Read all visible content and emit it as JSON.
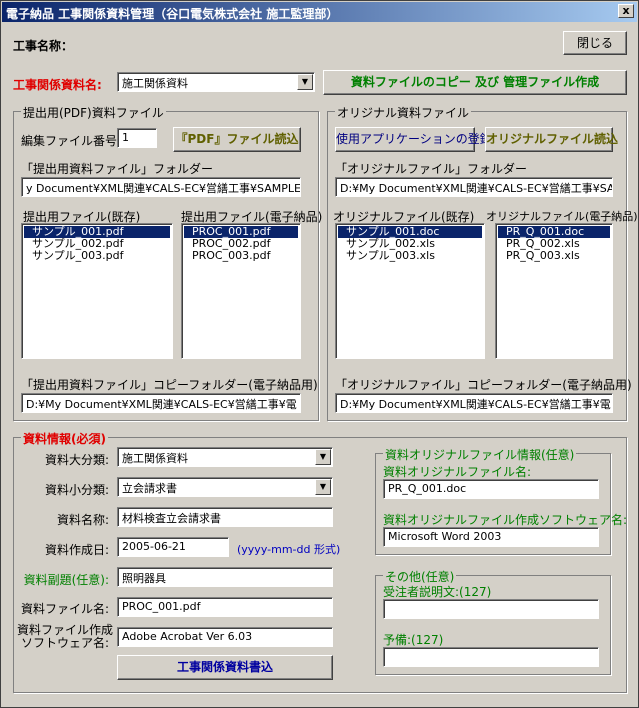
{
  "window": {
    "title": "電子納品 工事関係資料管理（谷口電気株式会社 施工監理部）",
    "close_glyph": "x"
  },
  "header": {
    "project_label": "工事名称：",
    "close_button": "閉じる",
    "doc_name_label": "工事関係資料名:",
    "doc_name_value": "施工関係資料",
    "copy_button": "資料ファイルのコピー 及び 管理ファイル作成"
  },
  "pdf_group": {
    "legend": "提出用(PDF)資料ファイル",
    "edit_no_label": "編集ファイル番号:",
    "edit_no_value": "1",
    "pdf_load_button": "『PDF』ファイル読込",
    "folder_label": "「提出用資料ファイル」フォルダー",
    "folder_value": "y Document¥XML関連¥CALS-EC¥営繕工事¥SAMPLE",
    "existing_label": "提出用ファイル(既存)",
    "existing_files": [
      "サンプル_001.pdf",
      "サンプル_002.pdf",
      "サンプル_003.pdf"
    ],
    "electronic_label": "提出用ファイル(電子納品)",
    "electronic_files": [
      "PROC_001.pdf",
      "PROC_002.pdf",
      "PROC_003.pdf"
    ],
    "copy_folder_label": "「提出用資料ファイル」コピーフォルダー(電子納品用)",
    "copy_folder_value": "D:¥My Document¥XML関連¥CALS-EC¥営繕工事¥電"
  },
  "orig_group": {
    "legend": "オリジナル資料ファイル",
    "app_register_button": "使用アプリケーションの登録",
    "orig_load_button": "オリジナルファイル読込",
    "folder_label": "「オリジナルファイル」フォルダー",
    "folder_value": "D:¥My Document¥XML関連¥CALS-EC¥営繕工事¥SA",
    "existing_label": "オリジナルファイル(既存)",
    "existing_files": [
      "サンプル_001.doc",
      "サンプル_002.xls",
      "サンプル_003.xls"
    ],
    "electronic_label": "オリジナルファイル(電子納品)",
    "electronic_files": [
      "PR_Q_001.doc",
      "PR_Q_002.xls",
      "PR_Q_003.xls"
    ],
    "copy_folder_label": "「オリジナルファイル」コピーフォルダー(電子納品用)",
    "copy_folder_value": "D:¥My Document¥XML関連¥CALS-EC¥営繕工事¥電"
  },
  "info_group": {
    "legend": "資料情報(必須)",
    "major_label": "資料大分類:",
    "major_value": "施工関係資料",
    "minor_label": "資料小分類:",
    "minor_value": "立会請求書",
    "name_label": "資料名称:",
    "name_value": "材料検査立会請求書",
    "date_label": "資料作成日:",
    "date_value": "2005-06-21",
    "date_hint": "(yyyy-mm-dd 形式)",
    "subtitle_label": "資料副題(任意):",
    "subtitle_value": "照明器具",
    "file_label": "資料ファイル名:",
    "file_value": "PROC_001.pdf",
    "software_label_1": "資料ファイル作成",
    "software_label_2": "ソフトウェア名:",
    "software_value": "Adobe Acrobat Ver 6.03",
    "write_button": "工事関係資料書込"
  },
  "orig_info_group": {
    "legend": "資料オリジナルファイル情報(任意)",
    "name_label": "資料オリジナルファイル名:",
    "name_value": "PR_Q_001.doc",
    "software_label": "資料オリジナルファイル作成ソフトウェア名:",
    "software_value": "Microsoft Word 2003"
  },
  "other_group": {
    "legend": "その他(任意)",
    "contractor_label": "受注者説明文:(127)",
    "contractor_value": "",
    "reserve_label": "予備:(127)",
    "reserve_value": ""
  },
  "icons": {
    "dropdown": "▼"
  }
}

- [Task details]:
Omit every picture, then repeat the remaining data exactly as it appears above.

- [Full output]:
Read all visible content and emit it as JSON.
{
  "window": {
    "title": "電子納品 工事関係資料管理（谷口電気株式会社 施工監理部）",
    "close_glyph": "x"
  },
  "header": {
    "project_label": "工事名称：",
    "close_button": "閉じる",
    "doc_name_label": "工事関係資料名:",
    "doc_name_value": "施工関係資料",
    "copy_button": "資料ファイルのコピー 及び 管理ファイル作成"
  },
  "pdf_group": {
    "legend": "提出用(PDF)資料ファイル",
    "edit_no_label": "編集ファイル番号:",
    "edit_no_value": "1",
    "pdf_load_button": "『PDF』ファイル読込",
    "folder_label": "「提出用資料ファイル」フォルダー",
    "folder_value": "y Document¥XML関連¥CALS-EC¥営繕工事¥SAMPLE",
    "existing_label": "提出用ファイル(既存)",
    "existing_files": [
      "サンプル_001.pdf",
      "サンプル_002.pdf",
      "サンプル_003.pdf"
    ],
    "electronic_label": "提出用ファイル(電子納品)",
    "electronic_files": [
      "PROC_001.pdf",
      "PROC_002.pdf",
      "PROC_003.pdf"
    ],
    "copy_folder_label": "「提出用資料ファイル」コピーフォルダー(電子納品用)",
    "copy_folder_value": "D:¥My Document¥XML関連¥CALS-EC¥営繕工事¥電"
  },
  "orig_group": {
    "legend": "オリジナル資料ファイル",
    "app_register_button": "使用アプリケーションの登録",
    "orig_load_button": "オリジナルファイル読込",
    "folder_label": "「オリジナルファイル」フォルダー",
    "folder_value": "D:¥My Document¥XML関連¥CALS-EC¥営繕工事¥SA",
    "existing_label": "オリジナルファイル(既存)",
    "existing_files": [
      "サンプル_001.doc",
      "サンプル_002.xls",
      "サンプル_003.xls"
    ],
    "electronic_label": "オリジナルファイル(電子納品)",
    "electronic_files": [
      "PR_Q_001.doc",
      "PR_Q_002.xls",
      "PR_Q_003.xls"
    ],
    "copy_folder_label": "「オリジナルファイル」コピーフォルダー(電子納品用)",
    "copy_folder_value": "D:¥My Document¥XML関連¥CALS-EC¥営繕工事¥電"
  },
  "info_group": {
    "legend": "資料情報(必須)",
    "major_label": "資料大分類:",
    "major_value": "施工関係資料",
    "minor_label": "資料小分類:",
    "minor_value": "立会請求書",
    "name_label": "資料名称:",
    "name_value": "材料検査立会請求書",
    "date_label": "資料作成日:",
    "date_value": "2005-06-21",
    "date_hint": "(yyyy-mm-dd 形式)",
    "subtitle_label": "資料副題(任意):",
    "subtitle_value": "照明器具",
    "file_label": "資料ファイル名:",
    "file_value": "PROC_001.pdf",
    "software_label_1": "資料ファイル作成",
    "software_label_2": "ソフトウェア名:",
    "software_value": "Adobe Acrobat Ver 6.03",
    "write_button": "工事関係資料書込"
  },
  "orig_info_group": {
    "legend": "資料オリジナルファイル情報(任意)",
    "name_label": "資料オリジナルファイル名:",
    "name_value": "PR_Q_001.doc",
    "software_label": "資料オリジナルファイル作成ソフトウェア名:",
    "software_value": "Microsoft Word 2003"
  },
  "other_group": {
    "legend": "その他(任意)",
    "contractor_label": "受注者説明文:(127)",
    "contractor_value": "",
    "reserve_label": "予備:(127)",
    "reserve_value": ""
  },
  "icons": {
    "dropdown": "▼"
  }
}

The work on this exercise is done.